::: PROVIDED RECORDS

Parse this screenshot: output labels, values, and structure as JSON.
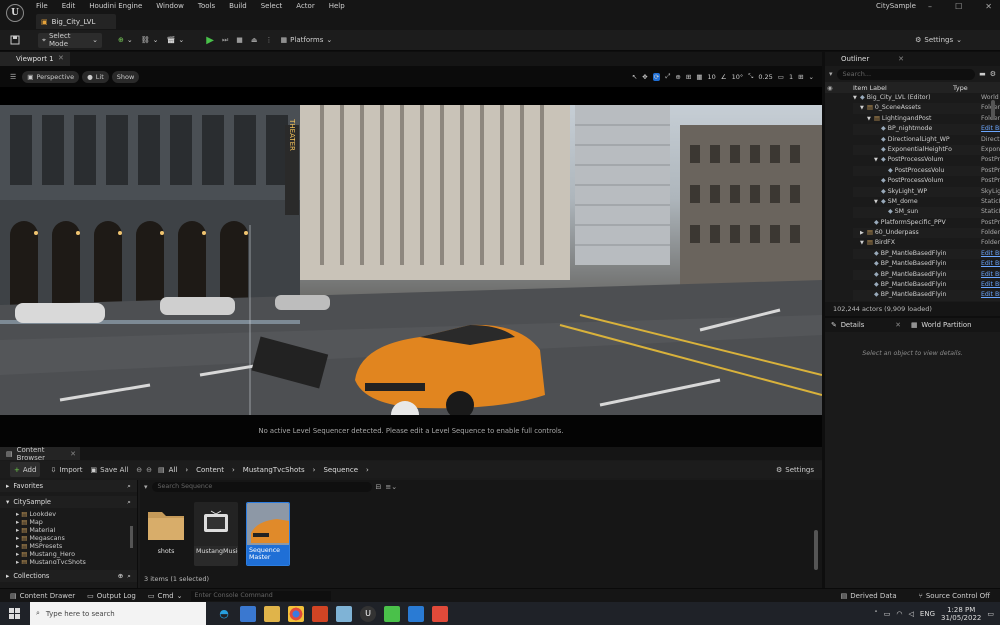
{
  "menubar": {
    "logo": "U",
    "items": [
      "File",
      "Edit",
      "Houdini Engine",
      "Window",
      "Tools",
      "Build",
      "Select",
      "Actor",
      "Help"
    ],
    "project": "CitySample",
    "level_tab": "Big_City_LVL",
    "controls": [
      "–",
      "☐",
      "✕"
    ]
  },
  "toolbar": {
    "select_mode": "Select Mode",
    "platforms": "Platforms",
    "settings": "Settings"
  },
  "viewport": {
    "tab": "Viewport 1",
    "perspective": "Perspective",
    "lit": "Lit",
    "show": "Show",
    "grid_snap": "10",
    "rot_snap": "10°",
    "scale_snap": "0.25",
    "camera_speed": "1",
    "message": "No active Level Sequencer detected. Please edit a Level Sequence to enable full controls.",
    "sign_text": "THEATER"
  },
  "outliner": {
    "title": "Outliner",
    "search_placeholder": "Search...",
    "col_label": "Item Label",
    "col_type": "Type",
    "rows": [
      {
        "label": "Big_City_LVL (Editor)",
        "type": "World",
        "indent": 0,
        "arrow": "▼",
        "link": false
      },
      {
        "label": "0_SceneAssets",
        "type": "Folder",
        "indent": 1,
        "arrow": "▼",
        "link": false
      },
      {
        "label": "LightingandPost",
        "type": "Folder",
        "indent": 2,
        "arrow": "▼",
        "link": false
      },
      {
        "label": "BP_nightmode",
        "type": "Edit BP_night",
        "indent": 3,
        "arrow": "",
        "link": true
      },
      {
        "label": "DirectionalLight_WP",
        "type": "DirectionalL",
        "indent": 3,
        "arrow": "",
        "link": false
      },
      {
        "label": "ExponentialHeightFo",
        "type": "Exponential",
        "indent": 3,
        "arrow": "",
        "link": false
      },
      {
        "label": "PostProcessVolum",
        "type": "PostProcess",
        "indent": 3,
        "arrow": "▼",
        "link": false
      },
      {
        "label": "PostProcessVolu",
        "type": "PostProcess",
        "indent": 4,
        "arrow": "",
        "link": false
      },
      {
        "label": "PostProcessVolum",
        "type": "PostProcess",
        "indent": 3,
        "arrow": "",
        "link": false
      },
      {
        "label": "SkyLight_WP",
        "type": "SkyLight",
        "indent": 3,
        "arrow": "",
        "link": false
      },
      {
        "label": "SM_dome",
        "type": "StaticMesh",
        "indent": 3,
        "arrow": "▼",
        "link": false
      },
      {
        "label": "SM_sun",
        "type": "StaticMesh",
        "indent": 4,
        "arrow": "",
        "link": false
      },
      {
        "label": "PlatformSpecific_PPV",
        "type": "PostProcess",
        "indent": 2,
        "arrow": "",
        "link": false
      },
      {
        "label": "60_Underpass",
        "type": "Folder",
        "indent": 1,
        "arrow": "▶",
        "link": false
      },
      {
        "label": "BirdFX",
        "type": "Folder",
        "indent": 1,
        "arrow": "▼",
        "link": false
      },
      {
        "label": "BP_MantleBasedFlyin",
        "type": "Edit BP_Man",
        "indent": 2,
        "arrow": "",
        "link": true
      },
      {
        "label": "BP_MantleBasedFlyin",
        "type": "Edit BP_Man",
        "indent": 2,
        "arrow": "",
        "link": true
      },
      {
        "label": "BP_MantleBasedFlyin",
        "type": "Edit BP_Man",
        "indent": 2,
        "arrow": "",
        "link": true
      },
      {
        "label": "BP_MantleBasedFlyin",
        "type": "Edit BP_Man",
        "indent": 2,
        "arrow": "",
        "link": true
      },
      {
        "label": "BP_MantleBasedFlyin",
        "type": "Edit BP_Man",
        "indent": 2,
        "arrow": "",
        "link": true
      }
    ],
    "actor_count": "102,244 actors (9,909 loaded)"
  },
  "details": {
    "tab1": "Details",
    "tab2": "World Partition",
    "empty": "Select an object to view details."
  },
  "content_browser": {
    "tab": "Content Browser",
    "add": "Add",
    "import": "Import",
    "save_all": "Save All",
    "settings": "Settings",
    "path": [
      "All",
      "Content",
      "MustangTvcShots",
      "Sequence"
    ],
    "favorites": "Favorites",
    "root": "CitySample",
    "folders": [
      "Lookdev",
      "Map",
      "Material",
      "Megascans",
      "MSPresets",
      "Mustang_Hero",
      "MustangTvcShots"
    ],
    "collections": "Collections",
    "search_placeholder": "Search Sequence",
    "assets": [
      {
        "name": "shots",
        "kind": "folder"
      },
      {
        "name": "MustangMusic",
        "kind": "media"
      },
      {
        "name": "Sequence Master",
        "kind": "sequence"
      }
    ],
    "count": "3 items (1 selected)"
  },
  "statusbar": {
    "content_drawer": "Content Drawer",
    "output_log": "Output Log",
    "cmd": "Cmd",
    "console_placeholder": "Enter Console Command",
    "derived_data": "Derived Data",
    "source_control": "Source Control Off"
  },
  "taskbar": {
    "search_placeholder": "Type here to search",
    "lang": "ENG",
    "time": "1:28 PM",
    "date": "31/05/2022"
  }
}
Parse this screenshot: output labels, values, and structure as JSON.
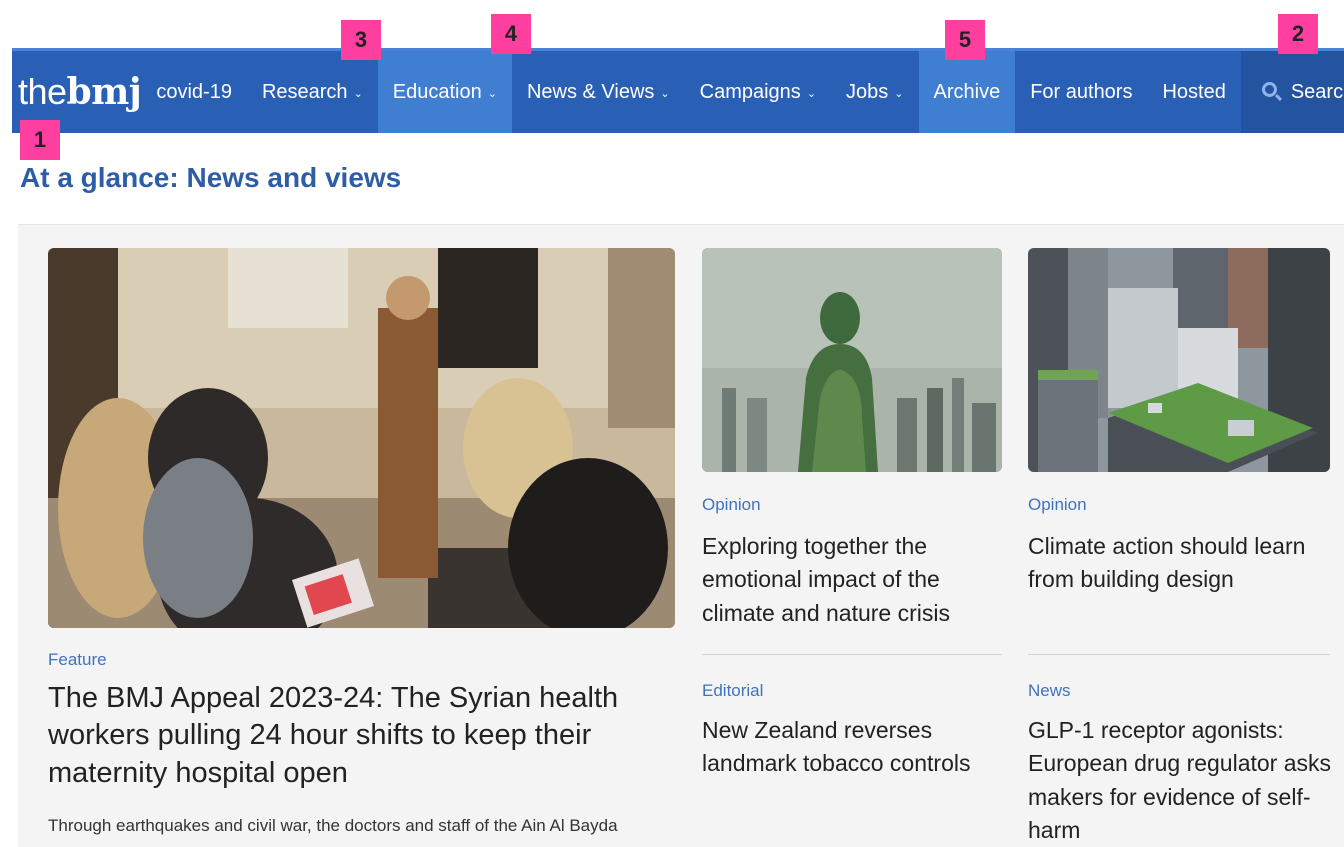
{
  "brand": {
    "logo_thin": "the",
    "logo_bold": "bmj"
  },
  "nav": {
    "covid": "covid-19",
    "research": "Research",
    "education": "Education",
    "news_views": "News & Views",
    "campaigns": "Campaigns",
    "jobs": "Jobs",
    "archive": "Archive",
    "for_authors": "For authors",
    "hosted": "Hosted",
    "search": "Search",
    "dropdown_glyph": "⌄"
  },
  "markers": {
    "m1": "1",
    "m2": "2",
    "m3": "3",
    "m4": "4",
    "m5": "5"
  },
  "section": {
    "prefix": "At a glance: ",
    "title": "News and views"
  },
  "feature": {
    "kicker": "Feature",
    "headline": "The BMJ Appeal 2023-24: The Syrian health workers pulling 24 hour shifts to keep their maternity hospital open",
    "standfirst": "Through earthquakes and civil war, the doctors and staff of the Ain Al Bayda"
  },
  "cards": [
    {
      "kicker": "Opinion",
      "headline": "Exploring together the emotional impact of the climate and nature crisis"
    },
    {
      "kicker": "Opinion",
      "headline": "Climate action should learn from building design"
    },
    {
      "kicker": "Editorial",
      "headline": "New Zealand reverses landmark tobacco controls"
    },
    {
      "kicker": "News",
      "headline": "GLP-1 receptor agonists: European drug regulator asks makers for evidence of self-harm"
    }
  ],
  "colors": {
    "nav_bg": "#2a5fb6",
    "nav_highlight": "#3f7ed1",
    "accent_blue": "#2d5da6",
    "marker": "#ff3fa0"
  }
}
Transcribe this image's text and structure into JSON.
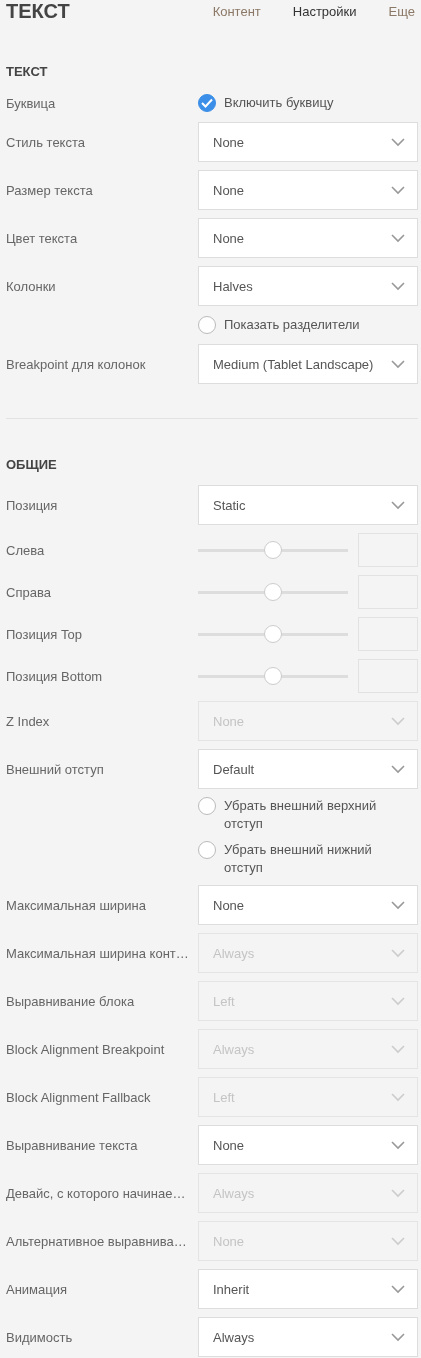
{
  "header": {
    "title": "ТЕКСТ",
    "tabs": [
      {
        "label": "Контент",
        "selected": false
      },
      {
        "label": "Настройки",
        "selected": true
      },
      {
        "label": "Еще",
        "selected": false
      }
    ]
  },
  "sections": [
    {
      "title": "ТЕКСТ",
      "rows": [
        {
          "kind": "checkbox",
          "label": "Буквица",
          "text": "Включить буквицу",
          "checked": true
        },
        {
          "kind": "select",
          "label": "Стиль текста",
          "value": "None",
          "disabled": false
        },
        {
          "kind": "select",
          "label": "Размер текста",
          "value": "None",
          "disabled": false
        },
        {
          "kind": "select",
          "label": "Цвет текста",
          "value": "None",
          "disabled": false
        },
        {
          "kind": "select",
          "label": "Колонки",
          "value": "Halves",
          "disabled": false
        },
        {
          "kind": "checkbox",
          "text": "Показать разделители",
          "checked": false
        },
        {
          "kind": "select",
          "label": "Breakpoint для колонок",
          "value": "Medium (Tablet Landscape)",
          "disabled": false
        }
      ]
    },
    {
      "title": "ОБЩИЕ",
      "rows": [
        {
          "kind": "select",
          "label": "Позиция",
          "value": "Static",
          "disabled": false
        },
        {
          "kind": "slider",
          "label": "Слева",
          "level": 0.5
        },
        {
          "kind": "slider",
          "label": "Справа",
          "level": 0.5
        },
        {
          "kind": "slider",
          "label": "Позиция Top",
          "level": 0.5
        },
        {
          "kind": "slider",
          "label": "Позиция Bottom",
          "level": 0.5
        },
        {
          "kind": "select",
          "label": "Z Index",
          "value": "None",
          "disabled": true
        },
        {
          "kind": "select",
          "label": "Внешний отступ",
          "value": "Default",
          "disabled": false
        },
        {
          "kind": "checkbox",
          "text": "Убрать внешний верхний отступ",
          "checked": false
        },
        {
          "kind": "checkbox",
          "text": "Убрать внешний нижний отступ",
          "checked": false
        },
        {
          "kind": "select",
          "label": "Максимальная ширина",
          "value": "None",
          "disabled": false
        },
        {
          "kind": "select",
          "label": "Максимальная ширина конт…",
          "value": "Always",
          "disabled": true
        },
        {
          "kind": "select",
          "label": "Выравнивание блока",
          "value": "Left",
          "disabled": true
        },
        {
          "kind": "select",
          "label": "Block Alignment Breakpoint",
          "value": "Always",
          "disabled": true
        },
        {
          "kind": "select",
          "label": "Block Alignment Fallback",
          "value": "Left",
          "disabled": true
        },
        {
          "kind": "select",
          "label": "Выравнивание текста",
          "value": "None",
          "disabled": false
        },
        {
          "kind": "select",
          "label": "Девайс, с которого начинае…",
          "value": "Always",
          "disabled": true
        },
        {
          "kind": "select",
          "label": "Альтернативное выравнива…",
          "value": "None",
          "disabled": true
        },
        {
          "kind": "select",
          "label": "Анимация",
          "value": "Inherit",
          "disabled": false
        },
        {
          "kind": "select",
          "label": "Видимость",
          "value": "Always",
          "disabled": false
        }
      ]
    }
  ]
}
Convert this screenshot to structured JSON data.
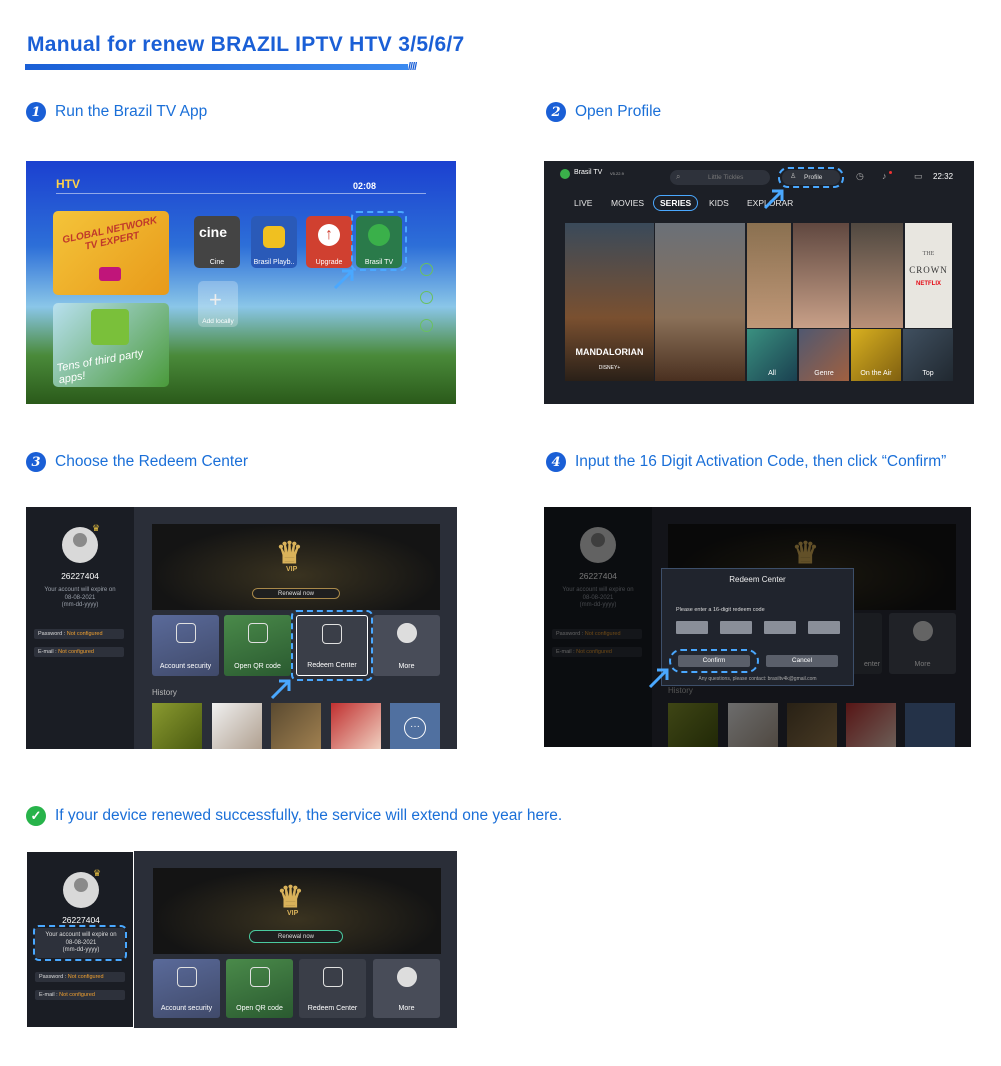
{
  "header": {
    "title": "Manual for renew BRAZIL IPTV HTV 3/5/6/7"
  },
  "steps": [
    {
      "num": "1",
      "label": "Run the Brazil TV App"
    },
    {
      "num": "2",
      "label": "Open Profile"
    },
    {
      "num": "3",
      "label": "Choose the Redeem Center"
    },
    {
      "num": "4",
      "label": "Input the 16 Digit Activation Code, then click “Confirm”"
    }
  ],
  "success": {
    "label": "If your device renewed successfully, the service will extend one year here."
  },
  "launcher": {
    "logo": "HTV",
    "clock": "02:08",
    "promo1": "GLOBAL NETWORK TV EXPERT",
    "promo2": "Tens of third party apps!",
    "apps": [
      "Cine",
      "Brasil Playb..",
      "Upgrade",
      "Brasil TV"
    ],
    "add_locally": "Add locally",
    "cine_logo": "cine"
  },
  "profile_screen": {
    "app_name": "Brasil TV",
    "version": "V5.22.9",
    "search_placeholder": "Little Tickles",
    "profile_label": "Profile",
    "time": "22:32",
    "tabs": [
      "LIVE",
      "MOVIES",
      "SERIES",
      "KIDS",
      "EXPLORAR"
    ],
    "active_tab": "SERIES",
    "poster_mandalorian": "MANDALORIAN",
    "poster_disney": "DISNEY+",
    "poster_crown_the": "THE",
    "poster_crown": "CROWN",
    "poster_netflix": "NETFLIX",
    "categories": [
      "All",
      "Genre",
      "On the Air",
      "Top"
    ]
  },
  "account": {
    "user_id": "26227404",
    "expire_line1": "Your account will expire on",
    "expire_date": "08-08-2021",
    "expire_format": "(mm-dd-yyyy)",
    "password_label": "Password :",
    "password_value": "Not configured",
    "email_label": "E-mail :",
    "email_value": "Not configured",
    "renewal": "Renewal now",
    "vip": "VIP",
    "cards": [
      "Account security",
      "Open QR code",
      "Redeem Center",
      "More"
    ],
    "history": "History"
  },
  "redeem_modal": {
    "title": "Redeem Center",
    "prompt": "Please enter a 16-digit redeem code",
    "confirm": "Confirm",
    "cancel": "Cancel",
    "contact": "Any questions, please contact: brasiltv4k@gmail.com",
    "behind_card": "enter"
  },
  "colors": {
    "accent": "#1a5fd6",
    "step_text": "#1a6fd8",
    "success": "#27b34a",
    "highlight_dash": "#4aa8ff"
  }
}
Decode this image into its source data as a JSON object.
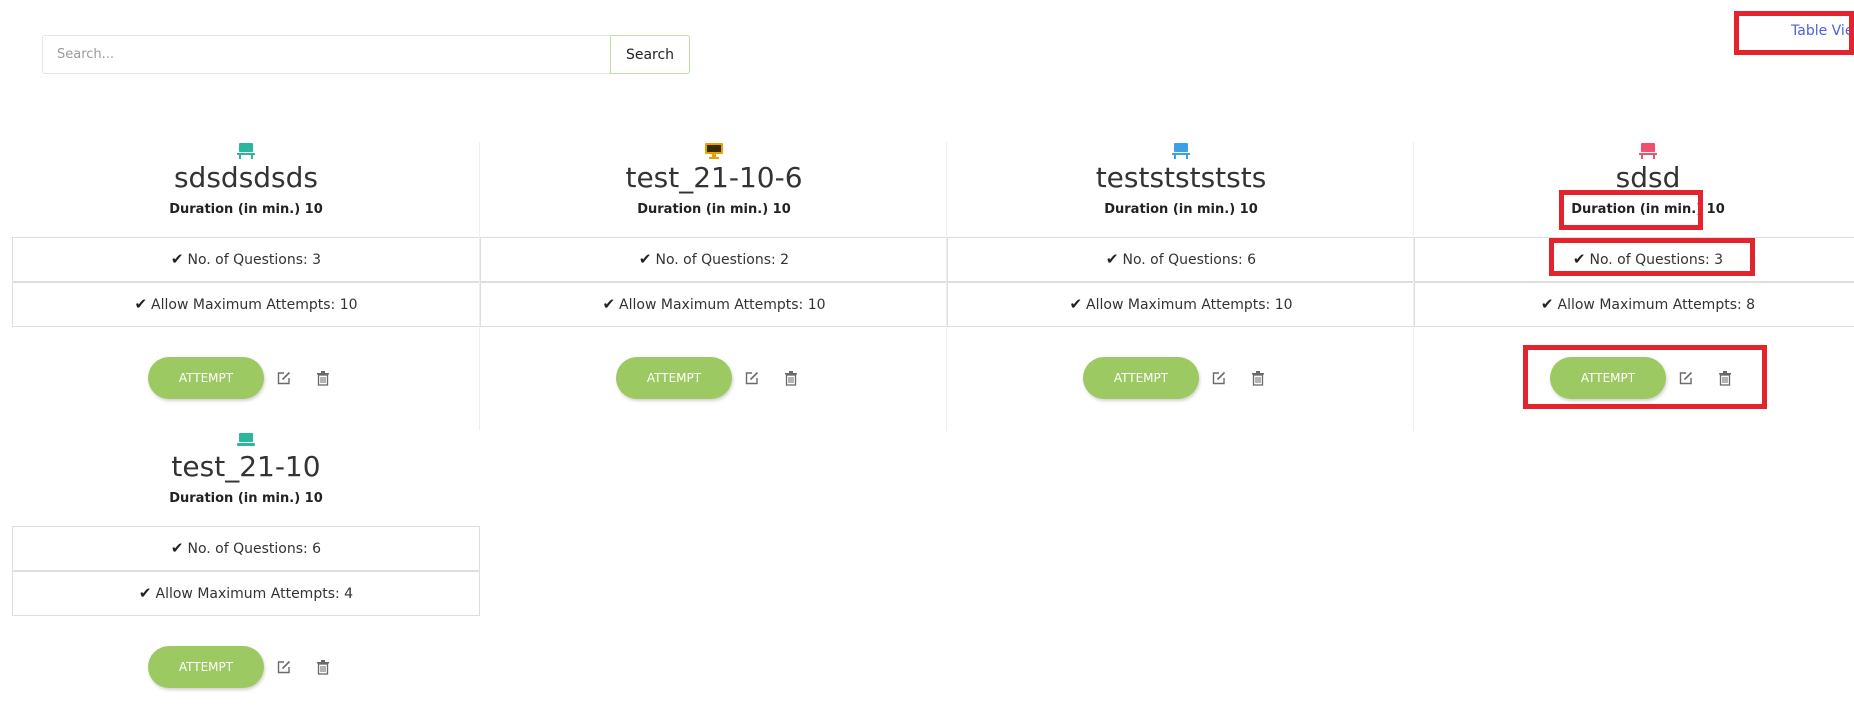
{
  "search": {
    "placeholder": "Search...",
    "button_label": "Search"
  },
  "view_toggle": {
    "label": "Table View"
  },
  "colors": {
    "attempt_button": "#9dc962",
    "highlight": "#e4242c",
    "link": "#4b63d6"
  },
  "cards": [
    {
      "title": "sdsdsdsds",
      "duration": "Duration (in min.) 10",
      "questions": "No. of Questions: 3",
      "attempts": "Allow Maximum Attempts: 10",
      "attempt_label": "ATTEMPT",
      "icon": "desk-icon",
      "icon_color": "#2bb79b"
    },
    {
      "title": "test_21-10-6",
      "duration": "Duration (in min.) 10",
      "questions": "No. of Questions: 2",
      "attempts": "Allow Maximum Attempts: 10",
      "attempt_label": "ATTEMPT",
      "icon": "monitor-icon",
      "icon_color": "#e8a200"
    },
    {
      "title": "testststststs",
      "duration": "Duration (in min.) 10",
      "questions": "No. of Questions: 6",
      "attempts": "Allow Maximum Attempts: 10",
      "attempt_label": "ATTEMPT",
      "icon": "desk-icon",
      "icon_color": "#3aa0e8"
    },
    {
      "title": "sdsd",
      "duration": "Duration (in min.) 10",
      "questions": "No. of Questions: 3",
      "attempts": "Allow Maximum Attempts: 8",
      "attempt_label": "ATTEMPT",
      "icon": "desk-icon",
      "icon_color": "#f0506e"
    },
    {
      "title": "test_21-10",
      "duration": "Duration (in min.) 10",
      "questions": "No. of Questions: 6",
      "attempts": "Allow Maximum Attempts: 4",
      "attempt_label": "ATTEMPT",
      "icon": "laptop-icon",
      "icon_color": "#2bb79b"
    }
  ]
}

::::::

*TASK TO COMPLETE*
Among the entries, how many lines contain the string "image"? Give the number without anything else.

*FINAL ANSWER*
2